• **Instructions for the task**: The listing must be reproduced in full, exactly as it stands.
-- Begin The data --
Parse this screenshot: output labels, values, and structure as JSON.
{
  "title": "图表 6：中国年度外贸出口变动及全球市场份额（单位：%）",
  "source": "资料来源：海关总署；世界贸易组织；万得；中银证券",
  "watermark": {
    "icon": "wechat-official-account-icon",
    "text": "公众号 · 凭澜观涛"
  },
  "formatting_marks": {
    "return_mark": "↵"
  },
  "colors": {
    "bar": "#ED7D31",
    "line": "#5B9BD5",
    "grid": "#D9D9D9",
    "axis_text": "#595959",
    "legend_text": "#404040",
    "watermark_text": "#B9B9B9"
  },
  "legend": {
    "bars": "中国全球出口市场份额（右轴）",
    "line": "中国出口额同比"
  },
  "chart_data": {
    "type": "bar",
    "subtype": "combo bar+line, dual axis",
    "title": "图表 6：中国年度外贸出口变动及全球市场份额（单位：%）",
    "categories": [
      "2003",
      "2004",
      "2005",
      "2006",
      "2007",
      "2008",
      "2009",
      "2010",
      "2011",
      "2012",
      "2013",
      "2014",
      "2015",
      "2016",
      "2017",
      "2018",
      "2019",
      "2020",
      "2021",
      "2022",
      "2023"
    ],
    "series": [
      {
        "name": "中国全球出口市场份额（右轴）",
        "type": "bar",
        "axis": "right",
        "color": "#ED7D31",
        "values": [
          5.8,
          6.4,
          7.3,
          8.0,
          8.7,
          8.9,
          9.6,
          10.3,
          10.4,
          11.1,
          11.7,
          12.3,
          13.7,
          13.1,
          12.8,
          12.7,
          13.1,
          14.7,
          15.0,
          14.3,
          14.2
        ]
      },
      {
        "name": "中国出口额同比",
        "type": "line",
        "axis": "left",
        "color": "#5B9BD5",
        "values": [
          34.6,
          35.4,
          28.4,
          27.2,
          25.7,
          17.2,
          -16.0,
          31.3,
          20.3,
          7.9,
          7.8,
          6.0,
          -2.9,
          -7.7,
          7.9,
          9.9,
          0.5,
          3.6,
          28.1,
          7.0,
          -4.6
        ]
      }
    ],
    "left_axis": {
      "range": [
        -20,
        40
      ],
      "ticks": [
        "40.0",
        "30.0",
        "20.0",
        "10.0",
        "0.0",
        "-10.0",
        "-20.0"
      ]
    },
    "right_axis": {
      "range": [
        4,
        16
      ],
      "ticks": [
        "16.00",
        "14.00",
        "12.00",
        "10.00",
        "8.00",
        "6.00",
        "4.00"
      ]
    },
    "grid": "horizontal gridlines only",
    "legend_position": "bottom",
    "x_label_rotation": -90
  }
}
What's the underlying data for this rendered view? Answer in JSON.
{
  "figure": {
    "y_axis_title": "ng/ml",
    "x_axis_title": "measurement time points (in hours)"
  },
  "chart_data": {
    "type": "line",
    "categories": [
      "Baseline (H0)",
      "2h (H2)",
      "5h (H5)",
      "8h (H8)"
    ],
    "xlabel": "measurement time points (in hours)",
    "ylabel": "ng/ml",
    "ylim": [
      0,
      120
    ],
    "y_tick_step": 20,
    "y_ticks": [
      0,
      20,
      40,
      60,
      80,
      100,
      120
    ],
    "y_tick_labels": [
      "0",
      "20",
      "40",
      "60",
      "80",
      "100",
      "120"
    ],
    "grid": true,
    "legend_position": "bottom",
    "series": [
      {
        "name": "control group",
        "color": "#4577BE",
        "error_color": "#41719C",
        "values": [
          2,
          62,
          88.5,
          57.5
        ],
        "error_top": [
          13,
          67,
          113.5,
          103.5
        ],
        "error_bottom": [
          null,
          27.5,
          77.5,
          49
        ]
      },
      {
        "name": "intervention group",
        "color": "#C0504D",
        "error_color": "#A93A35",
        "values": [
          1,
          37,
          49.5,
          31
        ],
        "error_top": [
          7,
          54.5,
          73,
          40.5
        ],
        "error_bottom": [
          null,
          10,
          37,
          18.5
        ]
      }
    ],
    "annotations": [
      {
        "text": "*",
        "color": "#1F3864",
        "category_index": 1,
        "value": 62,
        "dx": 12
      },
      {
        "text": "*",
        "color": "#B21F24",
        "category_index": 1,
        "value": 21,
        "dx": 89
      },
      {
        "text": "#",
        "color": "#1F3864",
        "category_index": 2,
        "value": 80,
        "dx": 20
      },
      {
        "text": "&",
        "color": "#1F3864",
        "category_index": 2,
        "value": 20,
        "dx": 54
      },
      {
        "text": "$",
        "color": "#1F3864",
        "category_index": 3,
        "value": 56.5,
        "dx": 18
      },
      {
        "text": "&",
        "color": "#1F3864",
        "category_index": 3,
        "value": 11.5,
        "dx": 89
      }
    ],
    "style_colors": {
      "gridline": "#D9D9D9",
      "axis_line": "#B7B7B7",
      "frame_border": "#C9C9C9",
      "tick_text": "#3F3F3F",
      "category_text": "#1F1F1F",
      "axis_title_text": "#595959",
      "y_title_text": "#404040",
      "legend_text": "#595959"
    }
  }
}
-- End The data --
• **Written solution**:
Parse this screenshot: output labels, values, and structure as JSON.
{
  "title": "图表 6：中国年度外贸出口变动及全球市场份额（单位：%）",
  "source": "资料来源：海关总署；世界贸易组织；万得；中银证券",
  "watermark": {
    "icon": "wechat-official-account-icon",
    "text": "公众号 · 凭澜观涛"
  },
  "formatting_marks": {
    "return_mark": "↵"
  },
  "colors": {
    "bar": "#ED7D31",
    "line": "#5B9BD5",
    "grid": "#D9D9D9",
    "axis_text": "#595959",
    "legend_text": "#404040",
    "watermark_text": "#B9B9B9"
  },
  "legend": {
    "bars": "中国全球出口市场份额（右轴）",
    "line": "中国出口额同比"
  },
  "chart_data": {
    "type": "bar",
    "subtype": "combo bar+line, dual axis",
    "title": "图表 6：中国年度外贸出口变动及全球市场份额（单位：%）",
    "categories": [
      "2003",
      "2004",
      "2005",
      "2006",
      "2007",
      "2008",
      "2009",
      "2010",
      "2011",
      "2012",
      "2013",
      "2014",
      "2015",
      "2016",
      "2017",
      "2018",
      "2019",
      "2020",
      "2021",
      "2022",
      "2023"
    ],
    "series": [
      {
        "name": "中国全球出口市场份额（右轴）",
        "type": "bar",
        "axis": "right",
        "color": "#ED7D31",
        "values": [
          5.8,
          6.4,
          7.3,
          8.0,
          8.7,
          8.9,
          9.6,
          10.3,
          10.4,
          11.1,
          11.7,
          12.3,
          13.7,
          13.1,
          12.8,
          12.7,
          13.1,
          14.7,
          15.0,
          14.3,
          14.2
        ]
      },
      {
        "name": "中国出口额同比",
        "type": "line",
        "axis": "left",
        "color": "#5B9BD5",
        "values": [
          34.6,
          35.4,
          28.4,
          27.2,
          25.7,
          17.2,
          -16.0,
          31.3,
          20.3,
          7.9,
          7.8,
          6.0,
          -2.9,
          -7.7,
          7.9,
          9.9,
          0.5,
          3.6,
          28.1,
          7.0,
          -4.6
        ]
      }
    ],
    "left_axis": {
      "range": [
        -20,
        40
      ],
      "ticks": [
        "40.0",
        "30.0",
        "20.0",
        "10.0",
        "0.0",
        "-10.0",
        "-20.0"
      ]
    },
    "right_axis": {
      "range": [
        4,
        16
      ],
      "ticks": [
        "16.00",
        "14.00",
        "12.00",
        "10.00",
        "8.00",
        "6.00",
        "4.00"
      ]
    },
    "grid": "horizontal gridlines only",
    "legend_position": "bottom",
    "x_label_rotation": -90
  }
}
What's the underlying data for this rendered view? Answer in JSON.
{
  "figure": {
    "y_axis_title": "ng/ml",
    "x_axis_title": "measurement time points (in hours)"
  },
  "chart_data": {
    "type": "line",
    "categories": [
      "Baseline (H0)",
      "2h (H2)",
      "5h (H5)",
      "8h (H8)"
    ],
    "xlabel": "measurement time points (in hours)",
    "ylabel": "ng/ml",
    "ylim": [
      0,
      120
    ],
    "y_tick_step": 20,
    "y_ticks": [
      0,
      20,
      40,
      60,
      80,
      100,
      120
    ],
    "y_tick_labels": [
      "0",
      "20",
      "40",
      "60",
      "80",
      "100",
      "120"
    ],
    "grid": true,
    "legend_position": "bottom",
    "series": [
      {
        "name": "control group",
        "color": "#4577BE",
        "error_color": "#41719C",
        "values": [
          2,
          62,
          88.5,
          57.5
        ],
        "error_top": [
          13,
          67,
          113.5,
          103.5
        ],
        "error_bottom": [
          null,
          27.5,
          77.5,
          49
        ]
      },
      {
        "name": "intervention group",
        "color": "#C0504D",
        "error_color": "#A93A35",
        "values": [
          1,
          37,
          49.5,
          31
        ],
        "error_top": [
          7,
          54.5,
          73,
          40.5
        ],
        "error_bottom": [
          null,
          10,
          37,
          18.5
        ]
      }
    ],
    "annotations": [
      {
        "text": "*",
        "color": "#1F3864",
        "category_index": 1,
        "value": 62,
        "dx": 12
      },
      {
        "text": "*",
        "color": "#B21F24",
        "category_index": 1,
        "value": 21,
        "dx": 89
      },
      {
        "text": "#",
        "color": "#1F3864",
        "category_index": 2,
        "value": 80,
        "dx": 20
      },
      {
        "text": "&",
        "color": "#1F3864",
        "category_index": 2,
        "value": 20,
        "dx": 54
      },
      {
        "text": "$",
        "color": "#1F3864",
        "category_index": 3,
        "value": 56.5,
        "dx": 18
      },
      {
        "text": "&",
        "color": "#1F3864",
        "category_index": 3,
        "value": 11.5,
        "dx": 89
      }
    ],
    "style_colors": {
      "gridline": "#D9D9D9",
      "axis_line": "#B7B7B7",
      "frame_border": "#C9C9C9",
      "tick_text": "#3F3F3F",
      "category_text": "#1F1F1F",
      "axis_title_text": "#595959",
      "y_title_text": "#404040",
      "legend_text": "#595959"
    }
  }
}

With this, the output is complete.